Set exercise:
Determine how many lines in these records hold "values". Only the number is wanted.

Records:
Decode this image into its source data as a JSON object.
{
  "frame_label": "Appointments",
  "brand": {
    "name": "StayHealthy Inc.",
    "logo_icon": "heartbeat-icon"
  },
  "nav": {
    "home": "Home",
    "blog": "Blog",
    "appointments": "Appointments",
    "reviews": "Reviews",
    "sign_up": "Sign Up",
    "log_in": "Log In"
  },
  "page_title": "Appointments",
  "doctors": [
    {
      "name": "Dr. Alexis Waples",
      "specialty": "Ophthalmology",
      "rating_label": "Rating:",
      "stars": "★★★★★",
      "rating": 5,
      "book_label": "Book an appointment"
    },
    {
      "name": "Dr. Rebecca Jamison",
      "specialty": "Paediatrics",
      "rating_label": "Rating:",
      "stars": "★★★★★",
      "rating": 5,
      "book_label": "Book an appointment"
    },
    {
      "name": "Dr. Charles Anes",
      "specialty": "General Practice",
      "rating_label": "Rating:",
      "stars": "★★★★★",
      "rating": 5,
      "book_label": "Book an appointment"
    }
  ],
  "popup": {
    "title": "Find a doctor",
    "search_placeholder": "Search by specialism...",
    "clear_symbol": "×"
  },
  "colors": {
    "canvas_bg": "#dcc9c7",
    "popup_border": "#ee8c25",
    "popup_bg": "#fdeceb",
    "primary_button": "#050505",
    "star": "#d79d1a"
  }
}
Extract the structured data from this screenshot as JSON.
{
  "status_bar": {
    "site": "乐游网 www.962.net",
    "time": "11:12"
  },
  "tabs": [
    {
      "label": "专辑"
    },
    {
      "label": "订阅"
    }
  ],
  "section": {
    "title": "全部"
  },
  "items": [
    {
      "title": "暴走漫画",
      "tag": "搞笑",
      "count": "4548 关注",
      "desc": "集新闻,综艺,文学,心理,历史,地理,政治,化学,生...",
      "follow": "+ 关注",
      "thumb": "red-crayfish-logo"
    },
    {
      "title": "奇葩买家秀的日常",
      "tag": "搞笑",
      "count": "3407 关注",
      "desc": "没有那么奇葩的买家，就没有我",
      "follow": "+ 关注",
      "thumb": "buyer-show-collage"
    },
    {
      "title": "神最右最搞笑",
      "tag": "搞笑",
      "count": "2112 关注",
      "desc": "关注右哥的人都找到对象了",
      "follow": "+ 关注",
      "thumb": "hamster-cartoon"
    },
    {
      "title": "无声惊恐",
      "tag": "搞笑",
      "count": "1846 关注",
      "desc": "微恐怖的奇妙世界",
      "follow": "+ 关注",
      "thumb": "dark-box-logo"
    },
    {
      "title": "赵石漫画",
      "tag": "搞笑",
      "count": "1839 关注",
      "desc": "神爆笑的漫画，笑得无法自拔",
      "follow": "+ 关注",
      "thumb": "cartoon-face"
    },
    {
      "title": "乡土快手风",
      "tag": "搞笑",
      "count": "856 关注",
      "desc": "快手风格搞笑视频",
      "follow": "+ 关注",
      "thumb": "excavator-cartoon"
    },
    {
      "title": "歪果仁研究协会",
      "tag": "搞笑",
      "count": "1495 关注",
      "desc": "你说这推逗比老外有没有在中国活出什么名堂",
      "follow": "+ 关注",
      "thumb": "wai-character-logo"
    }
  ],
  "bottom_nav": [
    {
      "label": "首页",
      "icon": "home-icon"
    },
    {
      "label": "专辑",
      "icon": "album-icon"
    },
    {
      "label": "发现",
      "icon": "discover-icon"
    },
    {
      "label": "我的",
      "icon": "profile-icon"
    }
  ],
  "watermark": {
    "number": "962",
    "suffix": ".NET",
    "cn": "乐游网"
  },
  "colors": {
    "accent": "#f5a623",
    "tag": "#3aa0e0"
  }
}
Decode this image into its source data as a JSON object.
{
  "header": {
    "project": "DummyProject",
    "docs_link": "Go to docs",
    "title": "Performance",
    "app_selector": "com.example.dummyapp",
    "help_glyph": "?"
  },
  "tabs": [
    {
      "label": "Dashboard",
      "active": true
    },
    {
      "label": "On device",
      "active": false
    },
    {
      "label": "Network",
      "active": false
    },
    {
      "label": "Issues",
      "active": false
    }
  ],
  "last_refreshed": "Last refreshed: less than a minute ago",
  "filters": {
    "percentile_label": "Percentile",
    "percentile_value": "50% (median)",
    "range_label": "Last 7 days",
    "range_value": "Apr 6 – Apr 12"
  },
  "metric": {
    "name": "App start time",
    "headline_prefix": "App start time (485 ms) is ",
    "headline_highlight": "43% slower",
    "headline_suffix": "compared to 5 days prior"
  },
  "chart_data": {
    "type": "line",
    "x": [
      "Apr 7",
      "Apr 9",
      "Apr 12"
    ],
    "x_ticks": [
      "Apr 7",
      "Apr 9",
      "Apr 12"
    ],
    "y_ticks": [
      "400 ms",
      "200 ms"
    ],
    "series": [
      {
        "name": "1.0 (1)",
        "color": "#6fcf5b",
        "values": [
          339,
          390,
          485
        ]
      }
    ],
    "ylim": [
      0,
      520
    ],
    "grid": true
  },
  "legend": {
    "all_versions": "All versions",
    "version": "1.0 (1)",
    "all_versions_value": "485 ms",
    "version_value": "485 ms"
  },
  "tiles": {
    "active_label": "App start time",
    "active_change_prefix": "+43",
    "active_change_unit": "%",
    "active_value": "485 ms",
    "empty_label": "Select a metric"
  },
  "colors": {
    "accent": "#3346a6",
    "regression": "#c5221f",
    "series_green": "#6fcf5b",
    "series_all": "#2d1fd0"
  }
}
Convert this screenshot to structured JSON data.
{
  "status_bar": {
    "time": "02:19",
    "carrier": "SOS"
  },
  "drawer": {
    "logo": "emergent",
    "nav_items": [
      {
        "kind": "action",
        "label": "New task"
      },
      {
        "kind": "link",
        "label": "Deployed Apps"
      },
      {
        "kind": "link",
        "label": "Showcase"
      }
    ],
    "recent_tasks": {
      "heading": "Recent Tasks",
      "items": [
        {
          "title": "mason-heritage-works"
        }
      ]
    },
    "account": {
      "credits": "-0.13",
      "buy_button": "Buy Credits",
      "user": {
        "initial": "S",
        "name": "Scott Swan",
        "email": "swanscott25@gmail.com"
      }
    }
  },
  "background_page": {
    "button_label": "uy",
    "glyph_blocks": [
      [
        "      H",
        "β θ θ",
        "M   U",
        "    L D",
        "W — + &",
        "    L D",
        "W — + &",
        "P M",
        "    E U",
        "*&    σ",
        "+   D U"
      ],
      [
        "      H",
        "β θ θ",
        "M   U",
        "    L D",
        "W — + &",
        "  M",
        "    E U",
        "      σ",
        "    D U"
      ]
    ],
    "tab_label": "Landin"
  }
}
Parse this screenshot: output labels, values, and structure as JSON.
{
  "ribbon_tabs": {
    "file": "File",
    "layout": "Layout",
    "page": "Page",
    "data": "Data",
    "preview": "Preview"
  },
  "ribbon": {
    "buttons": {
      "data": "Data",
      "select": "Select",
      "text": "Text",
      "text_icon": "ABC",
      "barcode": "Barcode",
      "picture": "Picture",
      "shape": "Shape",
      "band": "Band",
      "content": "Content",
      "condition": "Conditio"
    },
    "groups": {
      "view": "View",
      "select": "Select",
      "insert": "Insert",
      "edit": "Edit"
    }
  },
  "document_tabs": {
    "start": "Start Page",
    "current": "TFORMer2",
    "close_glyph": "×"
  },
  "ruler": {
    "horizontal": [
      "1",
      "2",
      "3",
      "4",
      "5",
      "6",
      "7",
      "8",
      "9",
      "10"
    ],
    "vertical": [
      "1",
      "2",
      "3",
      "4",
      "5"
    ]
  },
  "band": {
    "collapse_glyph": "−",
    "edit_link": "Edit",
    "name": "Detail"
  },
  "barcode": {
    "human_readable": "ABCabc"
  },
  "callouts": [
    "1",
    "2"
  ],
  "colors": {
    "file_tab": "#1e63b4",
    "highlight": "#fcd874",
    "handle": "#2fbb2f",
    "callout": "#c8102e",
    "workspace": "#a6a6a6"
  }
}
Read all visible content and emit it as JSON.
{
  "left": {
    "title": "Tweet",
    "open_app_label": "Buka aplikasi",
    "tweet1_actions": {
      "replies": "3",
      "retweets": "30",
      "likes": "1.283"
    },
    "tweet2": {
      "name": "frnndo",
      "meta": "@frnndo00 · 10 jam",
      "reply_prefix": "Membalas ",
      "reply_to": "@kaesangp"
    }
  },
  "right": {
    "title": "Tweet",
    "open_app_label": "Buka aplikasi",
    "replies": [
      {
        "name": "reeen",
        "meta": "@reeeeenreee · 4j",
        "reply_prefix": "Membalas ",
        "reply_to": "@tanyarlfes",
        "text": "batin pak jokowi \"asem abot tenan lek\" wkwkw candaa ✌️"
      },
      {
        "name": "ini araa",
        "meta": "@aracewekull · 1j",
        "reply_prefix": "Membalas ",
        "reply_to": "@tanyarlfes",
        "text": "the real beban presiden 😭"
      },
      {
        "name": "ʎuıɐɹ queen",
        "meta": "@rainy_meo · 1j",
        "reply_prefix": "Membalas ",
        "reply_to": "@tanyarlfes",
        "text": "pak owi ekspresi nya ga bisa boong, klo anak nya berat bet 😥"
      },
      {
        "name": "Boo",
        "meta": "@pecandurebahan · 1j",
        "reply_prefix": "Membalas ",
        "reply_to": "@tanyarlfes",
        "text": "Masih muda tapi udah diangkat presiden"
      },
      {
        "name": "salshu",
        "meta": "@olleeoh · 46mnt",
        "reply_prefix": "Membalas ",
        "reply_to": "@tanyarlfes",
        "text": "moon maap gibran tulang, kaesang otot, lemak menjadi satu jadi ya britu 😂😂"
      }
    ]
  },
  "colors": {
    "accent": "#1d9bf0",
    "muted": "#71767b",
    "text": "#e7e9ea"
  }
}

Solved problem:
2